Exercise objective:
Search the material below for the word "塩浦敬之君". Copy every line that has it.

--- Start Exercise inputs ---

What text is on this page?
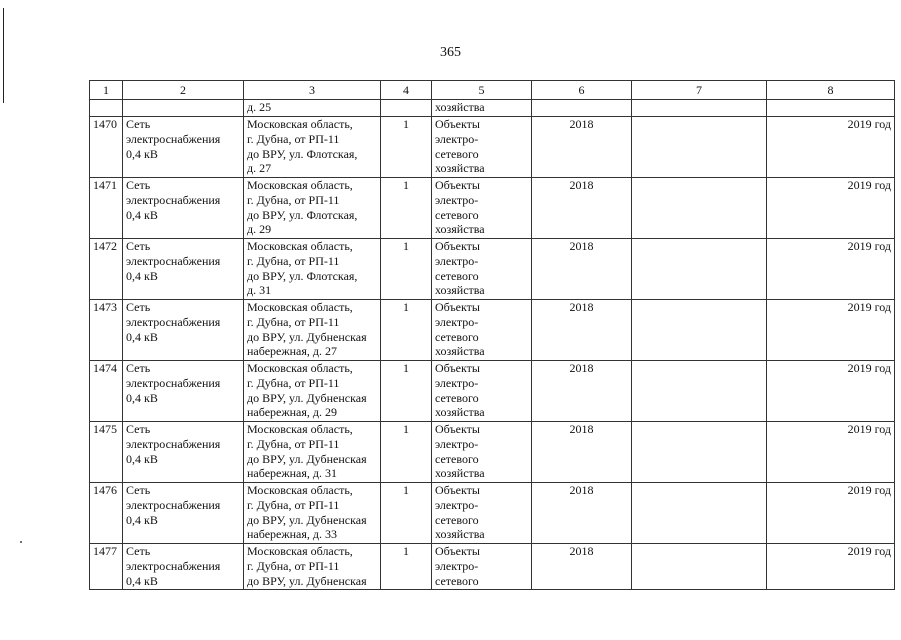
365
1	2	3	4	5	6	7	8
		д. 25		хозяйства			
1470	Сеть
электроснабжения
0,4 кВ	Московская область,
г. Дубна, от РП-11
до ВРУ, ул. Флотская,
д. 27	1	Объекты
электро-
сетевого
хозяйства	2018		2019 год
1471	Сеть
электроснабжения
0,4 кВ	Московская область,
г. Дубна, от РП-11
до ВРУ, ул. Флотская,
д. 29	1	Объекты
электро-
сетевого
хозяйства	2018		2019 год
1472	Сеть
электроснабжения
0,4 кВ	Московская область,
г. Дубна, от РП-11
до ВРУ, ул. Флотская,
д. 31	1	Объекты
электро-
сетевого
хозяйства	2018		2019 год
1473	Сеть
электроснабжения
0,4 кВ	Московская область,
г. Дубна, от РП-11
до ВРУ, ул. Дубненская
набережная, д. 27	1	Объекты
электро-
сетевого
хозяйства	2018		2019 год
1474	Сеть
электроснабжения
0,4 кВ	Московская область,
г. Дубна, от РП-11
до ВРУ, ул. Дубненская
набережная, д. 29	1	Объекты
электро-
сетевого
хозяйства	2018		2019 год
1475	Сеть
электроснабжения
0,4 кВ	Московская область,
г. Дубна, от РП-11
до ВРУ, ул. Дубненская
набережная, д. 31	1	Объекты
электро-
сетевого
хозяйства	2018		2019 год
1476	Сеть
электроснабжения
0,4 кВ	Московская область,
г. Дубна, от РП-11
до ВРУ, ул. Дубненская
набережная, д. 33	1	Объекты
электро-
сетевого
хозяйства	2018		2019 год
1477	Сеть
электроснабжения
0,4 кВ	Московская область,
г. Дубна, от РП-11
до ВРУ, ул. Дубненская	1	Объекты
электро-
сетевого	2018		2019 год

--- End Exercise inputs ---
--- Start Exercise inputs ---

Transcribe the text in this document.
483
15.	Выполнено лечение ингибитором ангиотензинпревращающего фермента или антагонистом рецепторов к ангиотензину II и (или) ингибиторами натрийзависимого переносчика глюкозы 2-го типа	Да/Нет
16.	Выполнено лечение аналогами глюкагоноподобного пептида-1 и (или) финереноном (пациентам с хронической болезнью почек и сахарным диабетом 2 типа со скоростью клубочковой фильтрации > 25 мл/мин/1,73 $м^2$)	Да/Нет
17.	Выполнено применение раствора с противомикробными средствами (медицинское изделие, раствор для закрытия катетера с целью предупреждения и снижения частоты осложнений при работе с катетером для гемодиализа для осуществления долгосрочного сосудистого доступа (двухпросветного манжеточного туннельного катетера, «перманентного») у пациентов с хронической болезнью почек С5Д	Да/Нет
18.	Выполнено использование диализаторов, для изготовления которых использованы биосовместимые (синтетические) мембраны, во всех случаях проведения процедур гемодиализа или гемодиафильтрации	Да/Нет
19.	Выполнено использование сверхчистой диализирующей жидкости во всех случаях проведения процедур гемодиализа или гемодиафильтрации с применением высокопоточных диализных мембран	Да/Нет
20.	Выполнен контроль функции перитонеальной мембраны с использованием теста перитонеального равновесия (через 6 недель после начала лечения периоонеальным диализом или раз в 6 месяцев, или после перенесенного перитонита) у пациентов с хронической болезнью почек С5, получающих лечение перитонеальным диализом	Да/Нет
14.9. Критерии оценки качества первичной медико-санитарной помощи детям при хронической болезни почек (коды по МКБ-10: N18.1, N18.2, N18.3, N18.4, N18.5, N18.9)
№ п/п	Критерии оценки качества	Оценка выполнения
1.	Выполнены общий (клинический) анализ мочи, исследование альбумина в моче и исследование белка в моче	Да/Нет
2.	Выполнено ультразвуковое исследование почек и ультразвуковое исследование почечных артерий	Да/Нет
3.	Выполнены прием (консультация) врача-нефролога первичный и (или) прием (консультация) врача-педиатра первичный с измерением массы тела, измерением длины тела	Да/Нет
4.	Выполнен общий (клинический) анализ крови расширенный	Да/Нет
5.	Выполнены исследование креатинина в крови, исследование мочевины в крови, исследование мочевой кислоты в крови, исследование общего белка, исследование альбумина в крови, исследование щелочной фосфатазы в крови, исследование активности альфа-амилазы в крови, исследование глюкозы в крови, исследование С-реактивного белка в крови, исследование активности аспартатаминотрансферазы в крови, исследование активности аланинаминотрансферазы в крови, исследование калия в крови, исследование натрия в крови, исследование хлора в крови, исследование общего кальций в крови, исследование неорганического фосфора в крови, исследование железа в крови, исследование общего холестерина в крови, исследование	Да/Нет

--- End Exercise inputs ---
--- Start Exercise inputs ---

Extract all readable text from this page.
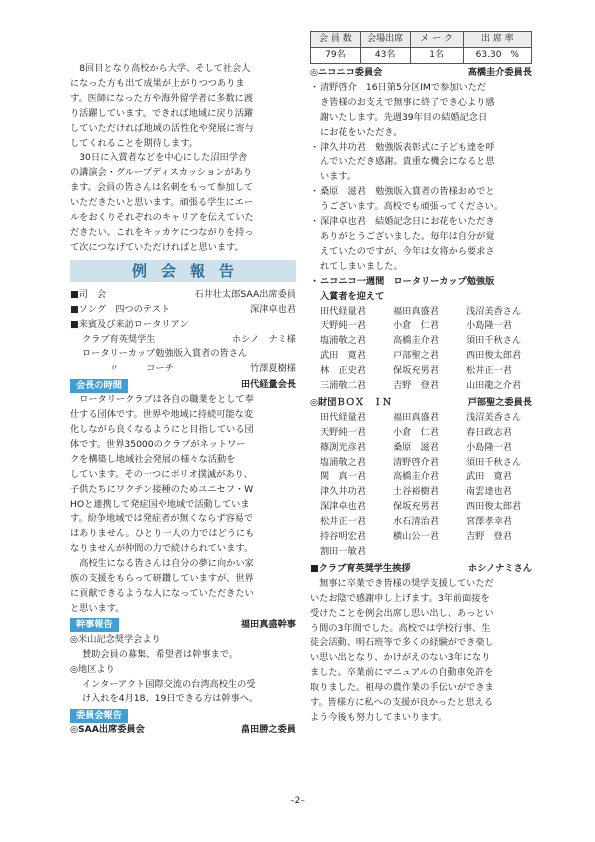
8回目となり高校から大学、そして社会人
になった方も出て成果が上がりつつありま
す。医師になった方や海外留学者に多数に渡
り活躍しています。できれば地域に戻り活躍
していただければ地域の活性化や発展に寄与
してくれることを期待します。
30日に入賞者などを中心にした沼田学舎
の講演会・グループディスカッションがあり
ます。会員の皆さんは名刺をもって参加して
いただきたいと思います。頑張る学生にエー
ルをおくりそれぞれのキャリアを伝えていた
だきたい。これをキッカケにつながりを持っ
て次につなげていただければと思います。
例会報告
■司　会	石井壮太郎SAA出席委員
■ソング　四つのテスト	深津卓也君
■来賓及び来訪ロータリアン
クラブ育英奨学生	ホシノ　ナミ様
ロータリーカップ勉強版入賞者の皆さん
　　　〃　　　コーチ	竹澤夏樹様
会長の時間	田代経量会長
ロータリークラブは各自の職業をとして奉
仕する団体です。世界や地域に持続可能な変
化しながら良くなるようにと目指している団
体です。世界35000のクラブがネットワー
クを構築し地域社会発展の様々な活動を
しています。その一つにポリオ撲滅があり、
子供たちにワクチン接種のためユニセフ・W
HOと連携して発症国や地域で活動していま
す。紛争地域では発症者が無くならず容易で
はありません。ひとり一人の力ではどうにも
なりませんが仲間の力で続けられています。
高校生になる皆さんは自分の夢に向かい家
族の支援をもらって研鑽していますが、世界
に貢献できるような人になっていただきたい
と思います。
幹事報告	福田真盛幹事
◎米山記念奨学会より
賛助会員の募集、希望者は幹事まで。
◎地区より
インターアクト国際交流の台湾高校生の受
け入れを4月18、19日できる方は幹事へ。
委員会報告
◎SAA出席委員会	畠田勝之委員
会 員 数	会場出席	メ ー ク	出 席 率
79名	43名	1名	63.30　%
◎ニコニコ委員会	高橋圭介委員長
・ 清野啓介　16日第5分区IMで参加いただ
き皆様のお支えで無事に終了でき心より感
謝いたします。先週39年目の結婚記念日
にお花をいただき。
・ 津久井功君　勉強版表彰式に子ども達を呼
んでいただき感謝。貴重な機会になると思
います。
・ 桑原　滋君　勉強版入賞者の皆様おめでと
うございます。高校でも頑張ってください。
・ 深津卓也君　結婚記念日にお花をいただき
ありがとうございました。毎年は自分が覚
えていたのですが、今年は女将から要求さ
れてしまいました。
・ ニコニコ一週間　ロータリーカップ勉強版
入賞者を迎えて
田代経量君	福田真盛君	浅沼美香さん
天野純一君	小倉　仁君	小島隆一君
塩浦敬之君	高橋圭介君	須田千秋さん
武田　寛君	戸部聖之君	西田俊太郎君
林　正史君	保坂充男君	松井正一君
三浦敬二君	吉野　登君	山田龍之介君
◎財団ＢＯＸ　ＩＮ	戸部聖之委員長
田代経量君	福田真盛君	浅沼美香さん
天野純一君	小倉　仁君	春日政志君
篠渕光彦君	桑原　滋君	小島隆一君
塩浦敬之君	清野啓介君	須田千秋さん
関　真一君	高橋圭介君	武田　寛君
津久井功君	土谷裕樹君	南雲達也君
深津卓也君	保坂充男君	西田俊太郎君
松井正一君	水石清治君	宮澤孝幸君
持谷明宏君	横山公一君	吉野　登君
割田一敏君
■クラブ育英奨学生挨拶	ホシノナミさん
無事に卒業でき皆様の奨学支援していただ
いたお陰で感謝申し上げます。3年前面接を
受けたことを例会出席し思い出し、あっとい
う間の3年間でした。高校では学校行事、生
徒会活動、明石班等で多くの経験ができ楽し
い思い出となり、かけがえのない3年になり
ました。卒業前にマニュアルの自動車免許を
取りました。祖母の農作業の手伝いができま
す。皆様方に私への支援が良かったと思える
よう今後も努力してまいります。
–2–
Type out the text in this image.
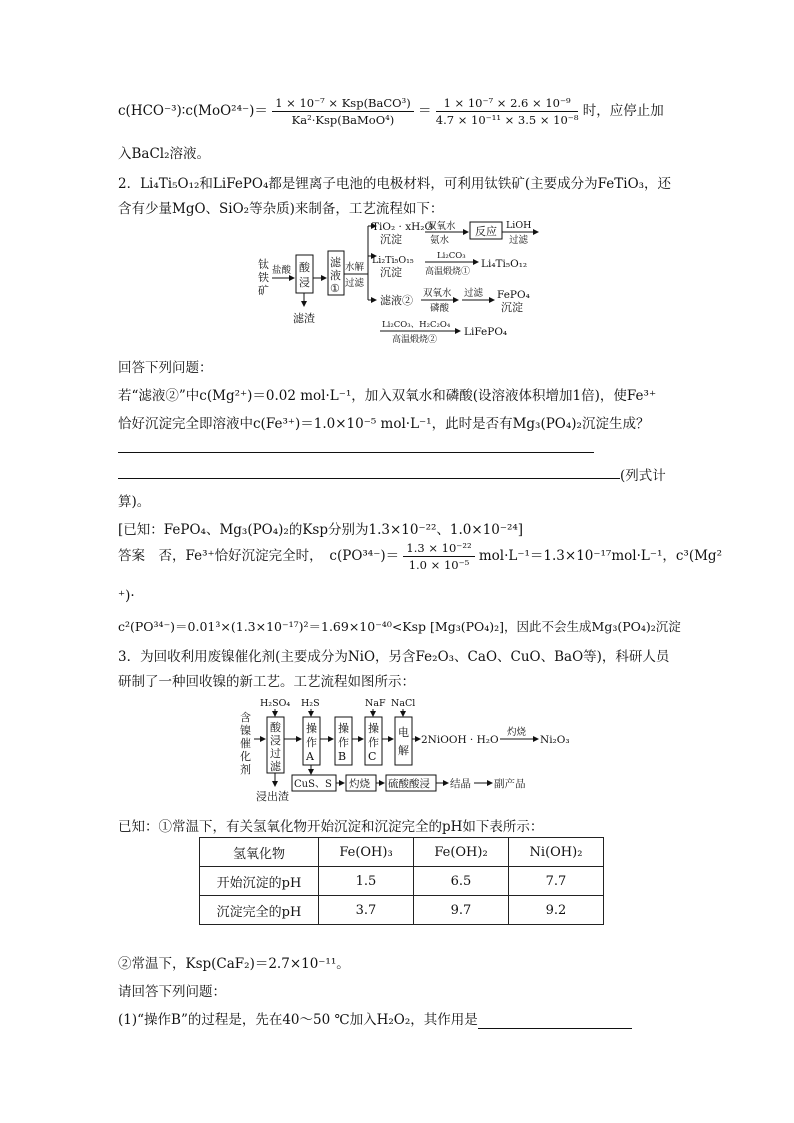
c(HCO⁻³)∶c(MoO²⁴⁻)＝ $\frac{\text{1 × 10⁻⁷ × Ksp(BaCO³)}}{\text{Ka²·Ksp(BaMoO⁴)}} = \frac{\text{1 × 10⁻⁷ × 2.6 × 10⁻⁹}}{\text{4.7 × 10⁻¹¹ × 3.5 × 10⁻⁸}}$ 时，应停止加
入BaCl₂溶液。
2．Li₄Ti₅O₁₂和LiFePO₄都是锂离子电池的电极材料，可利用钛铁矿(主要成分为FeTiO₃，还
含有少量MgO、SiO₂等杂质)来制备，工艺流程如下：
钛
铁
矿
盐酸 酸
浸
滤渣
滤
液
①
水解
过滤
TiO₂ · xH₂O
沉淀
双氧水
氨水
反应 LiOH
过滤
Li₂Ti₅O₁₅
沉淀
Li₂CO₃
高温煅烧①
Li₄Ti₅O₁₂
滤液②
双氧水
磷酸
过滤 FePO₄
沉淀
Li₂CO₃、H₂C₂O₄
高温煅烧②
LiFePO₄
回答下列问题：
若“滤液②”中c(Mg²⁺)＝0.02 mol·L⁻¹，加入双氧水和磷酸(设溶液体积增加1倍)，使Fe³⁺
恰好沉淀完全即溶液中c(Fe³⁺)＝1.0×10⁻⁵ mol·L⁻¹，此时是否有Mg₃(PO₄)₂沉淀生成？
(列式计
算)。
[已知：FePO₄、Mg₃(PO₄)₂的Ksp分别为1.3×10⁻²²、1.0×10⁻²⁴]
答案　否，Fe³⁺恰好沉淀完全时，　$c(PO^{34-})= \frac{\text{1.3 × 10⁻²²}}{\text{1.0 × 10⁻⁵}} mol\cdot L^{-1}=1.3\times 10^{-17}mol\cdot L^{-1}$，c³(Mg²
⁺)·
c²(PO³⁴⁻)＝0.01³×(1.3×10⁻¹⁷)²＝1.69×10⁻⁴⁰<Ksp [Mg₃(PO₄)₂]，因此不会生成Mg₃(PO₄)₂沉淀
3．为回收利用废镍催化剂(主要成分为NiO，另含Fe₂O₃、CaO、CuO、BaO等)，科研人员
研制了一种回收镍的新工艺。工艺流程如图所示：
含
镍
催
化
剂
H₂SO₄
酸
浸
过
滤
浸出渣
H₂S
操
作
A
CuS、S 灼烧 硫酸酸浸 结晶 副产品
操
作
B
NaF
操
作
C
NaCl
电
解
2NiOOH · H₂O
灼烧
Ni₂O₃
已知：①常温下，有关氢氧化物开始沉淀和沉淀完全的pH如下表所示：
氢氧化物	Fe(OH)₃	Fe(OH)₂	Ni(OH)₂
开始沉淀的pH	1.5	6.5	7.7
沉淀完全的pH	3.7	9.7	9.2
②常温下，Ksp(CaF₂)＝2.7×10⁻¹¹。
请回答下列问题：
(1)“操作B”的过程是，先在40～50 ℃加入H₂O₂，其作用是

--- End Exercise inputs ---

Exercise result:
塩浦敬之君	高橋圭介君	須田千秋さん
塩浦敬之君	清野啓介君	須田千秋さん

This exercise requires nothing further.